> [Required task]: Copy every line of the following items word for word, with no changes.

------ Information shown ------

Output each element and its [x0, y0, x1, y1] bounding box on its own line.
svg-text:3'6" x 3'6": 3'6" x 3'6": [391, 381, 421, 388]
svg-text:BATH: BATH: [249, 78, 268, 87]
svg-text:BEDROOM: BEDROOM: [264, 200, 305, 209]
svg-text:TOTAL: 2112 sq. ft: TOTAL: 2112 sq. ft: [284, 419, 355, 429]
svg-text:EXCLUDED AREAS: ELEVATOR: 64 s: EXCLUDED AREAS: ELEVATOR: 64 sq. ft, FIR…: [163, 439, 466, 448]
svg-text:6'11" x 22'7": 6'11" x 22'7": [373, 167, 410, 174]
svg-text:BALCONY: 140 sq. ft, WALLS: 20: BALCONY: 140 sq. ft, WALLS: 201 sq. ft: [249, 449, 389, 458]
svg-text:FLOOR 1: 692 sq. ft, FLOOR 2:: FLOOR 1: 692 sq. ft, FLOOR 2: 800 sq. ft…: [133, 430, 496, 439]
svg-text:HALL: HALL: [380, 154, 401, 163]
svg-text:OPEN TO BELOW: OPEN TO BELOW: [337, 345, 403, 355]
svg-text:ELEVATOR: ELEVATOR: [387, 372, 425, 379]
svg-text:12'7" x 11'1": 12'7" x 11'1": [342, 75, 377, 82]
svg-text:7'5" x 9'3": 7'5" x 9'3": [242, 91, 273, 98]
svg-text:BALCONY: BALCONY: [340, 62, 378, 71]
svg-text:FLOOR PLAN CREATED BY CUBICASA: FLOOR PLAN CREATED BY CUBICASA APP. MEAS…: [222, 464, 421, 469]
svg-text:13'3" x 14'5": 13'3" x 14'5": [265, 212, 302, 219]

------

> [Exercise response]:
Output each element and its [x0, y0, x1, y1] bounding box on its own line.
svg-text:3'6" x 3'6": 3'6" x 3'6": [391, 381, 421, 388]
svg-text:BATH: BATH: [249, 78, 268, 87]
svg-text:BEDROOM: BEDROOM: [264, 200, 305, 209]
svg-text:TOTAL: 2112 sq. ft: TOTAL: 2112 sq. ft: [284, 419, 355, 429]
svg-text:EXCLUDED AREAS: ELEVATOR: 64 s: EXCLUDED AREAS: ELEVATOR: 64 sq. ft, FIR…: [163, 439, 466, 448]
svg-text:6'11" x 22'7": 6'11" x 22'7": [373, 167, 410, 174]
svg-text:BALCONY: 140 sq. ft, WALLS: 20: BALCONY: 140 sq. ft, WALLS: 201 sq. ft: [249, 449, 389, 458]
svg-text:FLOOR 1: 692 sq. ft, FLOOR 2:: FLOOR 1: 692 sq. ft, FLOOR 2: 800 sq. ft…: [133, 430, 496, 439]
svg-text:HALL: HALL: [380, 154, 401, 163]
svg-text:OPEN TO BELOW: OPEN TO BELOW: [337, 345, 403, 355]
svg-text:ELEVATOR: ELEVATOR: [387, 372, 425, 379]
svg-text:12'7" x 11'1": 12'7" x 11'1": [342, 75, 377, 82]
svg-text:7'5" x 9'3": 7'5" x 9'3": [242, 91, 273, 98]
svg-text:BALCONY: BALCONY: [340, 62, 378, 71]
svg-text:FLOOR PLAN CREATED BY CUBICASA: FLOOR PLAN CREATED BY CUBICASA APP. MEAS…: [222, 464, 421, 469]
svg-text:13'3" x 14'5": 13'3" x 14'5": [265, 212, 302, 219]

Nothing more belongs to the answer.